Written problem =
Images are excluded; otherwise, output every record exactly.

# Start of Records supplied

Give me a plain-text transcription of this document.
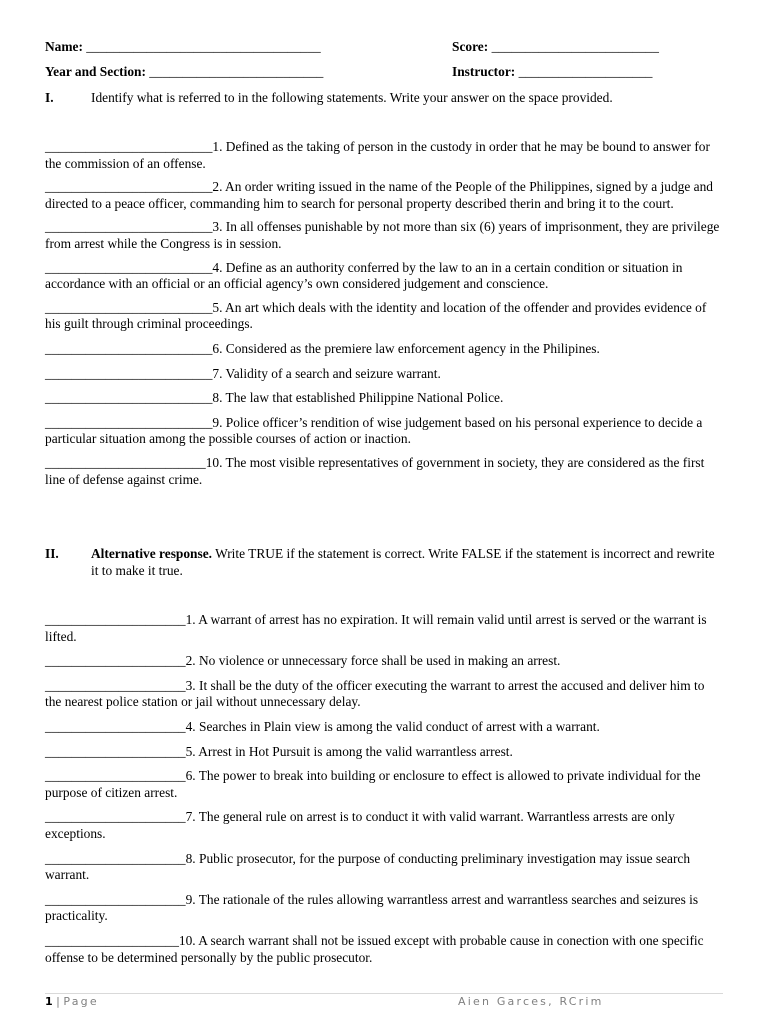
Name: ___________________________________	Score: _________________________
Year and Section: __________________________	Instructor: ____________________
I.	Identify what is referred to in the following statements. Write your answer on the space provided.

_________________________1. Defined as the taking of person in the custody in order that he may be bound to answer for the commission of an offense.

_________________________2. An order writing issued in the name of the People of the Philippines, signed by a judge and directed to a peace officer, commanding him to search for personal property described therin and bring it to the court.

_________________________3. In all offenses punishable by not more than six (6) years of imprisonment, they are privilege from arrest while the Congress is in session.

_________________________4. Define as an authority conferred by the law to an in a certain condition or situation in accordance with an official or an official agency’s own considered judgement and conscience.

_________________________5. An art which deals with the identity and location of the offender and provides evidence of his guilt through criminal proceedings.

_________________________6. Considered as the premiere law enforcement agency in the Philipines.

_________________________7. Validity of a search and seizure warrant.

_________________________8. The law that established Philippine National Police.

_________________________9. Police officer’s rendition of wise judgement based on his personal experience to decide a particular situation among the possible courses of action or inaction.

________________________10. The most visible representatives of government in society, they are considered as the first line of defense against crime.

II. Alternative response. Write TRUE if the statement is correct. Write FALSE if the statement is incorrect and rewrite it to make it true.

_____________________1. A warrant of arrest has no expiration. It will remain valid until arrest is served or the warrant is lifted.

_____________________2. No violence or unnecessary force shall be used in making an arrest.

_____________________3. It shall be the duty of the officer executing the warrant to arrest the accused and deliver him to the nearest police station or jail without unnecessary delay.

_____________________4. Searches in Plain view is among the valid conduct of arrest with a warrant.

_____________________5. Arrest in Hot Pursuit is among the valid warrantless arrest.

_____________________6. The power to break into building or enclosure to effect is allowed to private individual for the purpose of citizen arrest.

_____________________7. The general rule on arrest is to conduct it with valid warrant. Warrantless arrests are only exceptions.

_____________________8. Public prosecutor, for the purpose of conducting preliminary investigation may issue search warrant.

_____________________9. The rationale of the rules allowing warrantless arrest and warrantless searches and seizures is practicality.

____________________10. A search warrant shall not be issued except with probable cause in conection with one specific offense to be determined personally by the public prosecutor.

1 | Page	Aien Garces, RCrim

# End of Records supplied

Right answer =
Give me a plain-text transcription of this document.
Name: ___________________________________	Score: _________________________
Year and Section: __________________________	Instructor: ____________________
I.	Identify what is referred to in the following statements. Write your answer on the space provided.

_________________________1. Defined as the taking of person in the custody in order that he may be bound to answer for the commission of an offense.

_________________________2. An order writing issued in the name of the People of the Philippines, signed by a judge and directed to a peace officer, commanding him to search for personal property described therin and bring it to the court.

_________________________3. In all offenses punishable by not more than six (6) years of imprisonment, they are privilege from arrest while the Congress is in session.

_________________________4. Define as an authority conferred by the law to an in a certain condition or situation in accordance with an official or an official agency’s own considered judgement and conscience.

_________________________5. An art which deals with the identity and location of the offender and provides evidence of his guilt through criminal proceedings.

_________________________6. Considered as the premiere law enforcement agency in the Philipines.

_________________________7. Validity of a search and seizure warrant.

_________________________8. The law that established Philippine National Police.

_________________________9. Police officer’s rendition of wise judgement based on his personal experience to decide a particular situation among the possible courses of action or inaction.

________________________10. The most visible representatives of government in society, they are considered as the first line of defense against crime.

II. Alternative response. Write TRUE if the statement is correct. Write FALSE if the statement is incorrect and rewrite it to make it true.

_____________________1. A warrant of arrest has no expiration. It will remain valid until arrest is served or the warrant is lifted.

_____________________2. No violence or unnecessary force shall be used in making an arrest.

_____________________3. It shall be the duty of the officer executing the warrant to arrest the accused and deliver him to the nearest police station or jail without unnecessary delay.

_____________________4. Searches in Plain view is among the valid conduct of arrest with a warrant.

_____________________5. Arrest in Hot Pursuit is among the valid warrantless arrest.

_____________________6. The power to break into building or enclosure to effect is allowed to private individual for the purpose of citizen arrest.

_____________________7. The general rule on arrest is to conduct it with valid warrant. Warrantless arrests are only exceptions.

_____________________8. Public prosecutor, for the purpose of conducting preliminary investigation may issue search warrant.

_____________________9. The rationale of the rules allowing warrantless arrest and warrantless searches and seizures is practicality.

____________________10. A search warrant shall not be issued except with probable cause in conection with one specific offense to be determined personally by the public prosecutor.

1 | Page	Aien Garces, RCrim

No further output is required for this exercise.